# YOUR INSTRUCTIONS
Transcribe the records that follow exactly. Skip the pictures.
..........
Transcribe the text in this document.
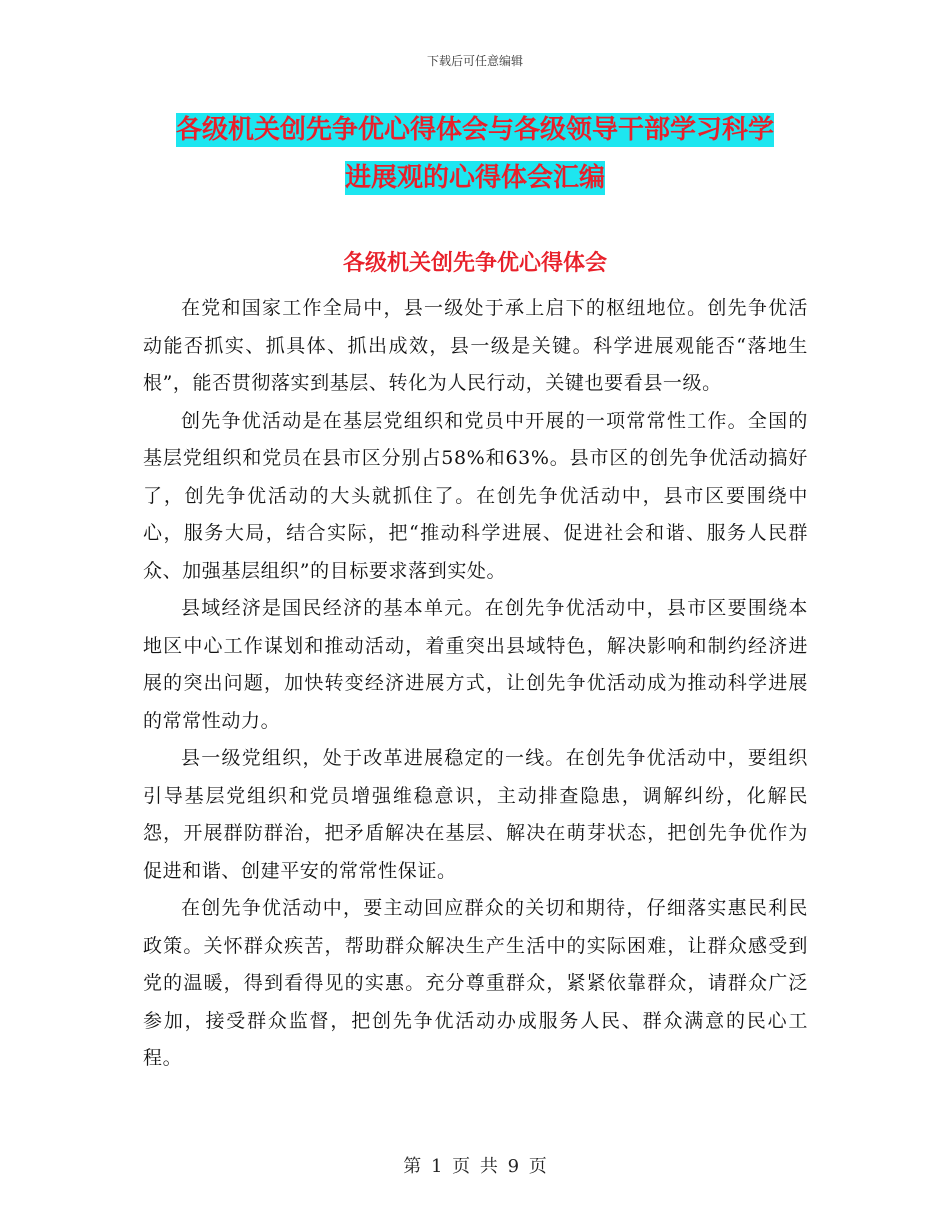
下载后可任意编辑
各级机关创先争优心得体会与各级领导干部学习科学
进展观的心得体会汇编
各级机关创先争优心得体会

在党和国家工作全局中，县一级处于承上启下的枢纽地位。创先争优活动能否抓实、抓具体、抓出成效，县一级是关键。科学进展观能否“落地生根”，能否贯彻落实到基层、转化为人民行动，关键也要看县一级。

创先争优活动是在基层党组织和党员中开展的一项常常性工作。全国的基层党组织和党员在县市区分别占58%和63%。县市区的创先争优活动搞好了，创先争优活动的大头就抓住了。在创先争优活动中，县市区要围绕中心，服务大局，结合实际，把“推动科学进展、促进社会和谐、服务人民群众、加强基层组织”的目标要求落到实处。

县域经济是国民经济的基本单元。在创先争优活动中，县市区要围绕本地区中心工作谋划和推动活动，着重突出县域特色，解决影响和制约经济进展的突出问题，加快转变经济进展方式，让创先争优活动成为推动科学进展的常常性动力。

县一级党组织，处于改革进展稳定的一线。在创先争优活动中，要组织引导基层党组织和党员增强维稳意识，主动排查隐患，调解纠纷，化解民怨，开展群防群治，把矛盾解决在基层、解决在萌芽状态，把创先争优作为促进和谐、创建平安的常常性保证。

在创先争优活动中，要主动回应群众的关切和期待，仔细落实惠民利民政策。关怀群众疾苦，帮助群众解决生产生活中的实际困难，让群众感受到党的温暖，得到看得见的实惠。充分尊重群众，紧紧依靠群众，请群众广泛参加，接受群众监督，把创先争优活动办成服务人民、群众满意的民心工程。

第 1 页 共 9 页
..........
# SOLUTION BELOW
Transcribe the text in this document.
下载后可任意编辑
各级机关创先争优心得体会与各级领导干部学习科学
进展观的心得体会汇编
各级机关创先争优心得体会

在党和国家工作全局中，县一级处于承上启下的枢纽地位。创先争优活动能否抓实、抓具体、抓出成效，县一级是关键。科学进展观能否“落地生根”，能否贯彻落实到基层、转化为人民行动，关键也要看县一级。

创先争优活动是在基层党组织和党员中开展的一项常常性工作。全国的基层党组织和党员在县市区分别占58%和63%。县市区的创先争优活动搞好了，创先争优活动的大头就抓住了。在创先争优活动中，县市区要围绕中心，服务大局，结合实际，把“推动科学进展、促进社会和谐、服务人民群众、加强基层组织”的目标要求落到实处。

县域经济是国民经济的基本单元。在创先争优活动中，县市区要围绕本地区中心工作谋划和推动活动，着重突出县域特色，解决影响和制约经济进展的突出问题，加快转变经济进展方式，让创先争优活动成为推动科学进展的常常性动力。

县一级党组织，处于改革进展稳定的一线。在创先争优活动中，要组织引导基层党组织和党员增强维稳意识，主动排查隐患，调解纠纷，化解民怨，开展群防群治，把矛盾解决在基层、解决在萌芽状态，把创先争优作为促进和谐、创建平安的常常性保证。

在创先争优活动中，要主动回应群众的关切和期待，仔细落实惠民利民政策。关怀群众疾苦，帮助群众解决生产生活中的实际困难，让群众感受到党的温暖，得到看得见的实惠。充分尊重群众，紧紧依靠群众，请群众广泛参加，接受群众监督，把创先争优活动办成服务人民、群众满意的民心工程。

第 1 页 共 9 页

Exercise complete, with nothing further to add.